BEGIN

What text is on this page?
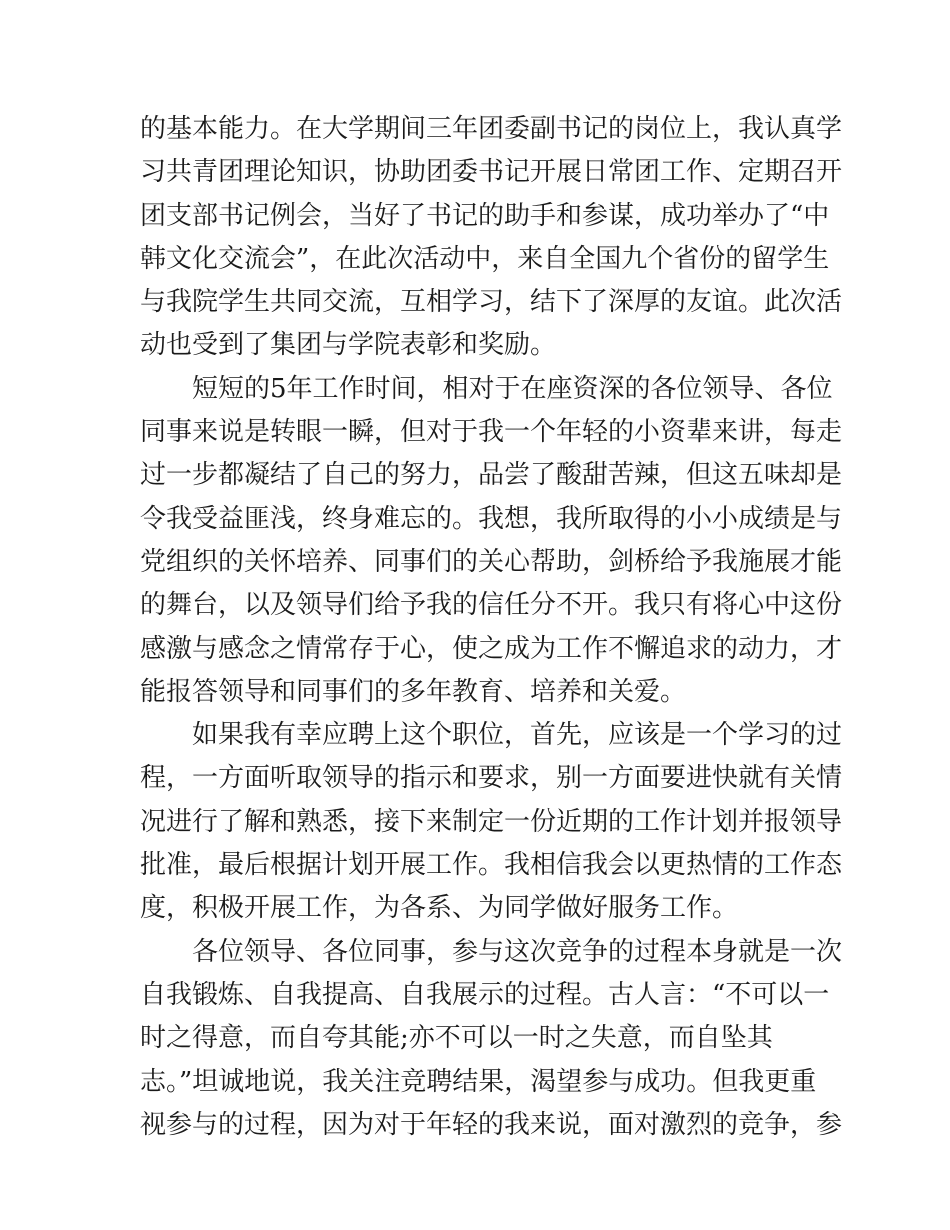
的基本能力。在大学期间三年团委副书记的岗位上，我认真学
习共青团理论知识，协助团委书记开展日常团工作、定期召开
团支部书记例会，当好了书记的助手和参谋，成功举办了“中
韩文化交流会”，在此次活动中，来自全国九个省份的留学生
与我院学生共同交流，互相学习，结下了深厚的友谊。此次活
动也受到了集团与学院表彰和奖励。
短短的5年工作时间，相对于在座资深的各位领导、各位
同事来说是转眼一瞬，但对于我一个年轻的小资辈来讲，每走
过一步都凝结了自己的努力，品尝了酸甜苦辣，但这五味却是
令我受益匪浅，终身难忘的。我想，我所取得的小小成绩是与
党组织的关怀培养、同事们的关心帮助，剑桥给予我施展才能
的舞台，以及领导们给予我的信任分不开。我只有将心中这份
感激与感念之情常存于心，使之成为工作不懈追求的动力，才
能报答领导和同事们的多年教育、培养和关爱。
如果我有幸应聘上这个职位，首先，应该是一个学习的过
程，一方面听取领导的指示和要求，别一方面要进快就有关情
况进行了解和熟悉，接下来制定一份近期的工作计划并报领导
批准，最后根据计划开展工作。我相信我会以更热情的工作态
度，积极开展工作，为各系、为同学做好服务工作。
各位领导、各位同事，参与这次竞争的过程本身就是一次
自我锻炼、自我提高、自我展示的过程。古人言：“不可以一
时之得意，而自夸其能;亦不可以一时之失意，而自坠其
志。”坦诚地说，我关注竞聘结果，渴望参与成功。但我更重
视参与的过程，因为对于年轻的我来说，面对激烈的竞争，参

END

Exercise: Make an exact reproduction of the listing above, without any pictures.

Correct answer:
What text is on this page?
的基本能力。在大学期间三年团委副书记的岗位上，我认真学
习共青团理论知识，协助团委书记开展日常团工作、定期召开
团支部书记例会，当好了书记的助手和参谋，成功举办了“中
韩文化交流会”，在此次活动中，来自全国九个省份的留学生
与我院学生共同交流，互相学习，结下了深厚的友谊。此次活
动也受到了集团与学院表彰和奖励。
短短的5年工作时间，相对于在座资深的各位领导、各位
同事来说是转眼一瞬，但对于我一个年轻的小资辈来讲，每走
过一步都凝结了自己的努力，品尝了酸甜苦辣，但这五味却是
令我受益匪浅，终身难忘的。我想，我所取得的小小成绩是与
党组织的关怀培养、同事们的关心帮助，剑桥给予我施展才能
的舞台，以及领导们给予我的信任分不开。我只有将心中这份
感激与感念之情常存于心，使之成为工作不懈追求的动力，才
能报答领导和同事们的多年教育、培养和关爱。
如果我有幸应聘上这个职位，首先，应该是一个学习的过
程，一方面听取领导的指示和要求，别一方面要进快就有关情
况进行了解和熟悉，接下来制定一份近期的工作计划并报领导
批准，最后根据计划开展工作。我相信我会以更热情的工作态
度，积极开展工作，为各系、为同学做好服务工作。
各位领导、各位同事，参与这次竞争的过程本身就是一次
自我锻炼、自我提高、自我展示的过程。古人言：“不可以一
时之得意，而自夸其能;亦不可以一时之失意，而自坠其
志。”坦诚地说，我关注竞聘结果，渴望参与成功。但我更重
视参与的过程，因为对于年轻的我来说，面对激烈的竞争，参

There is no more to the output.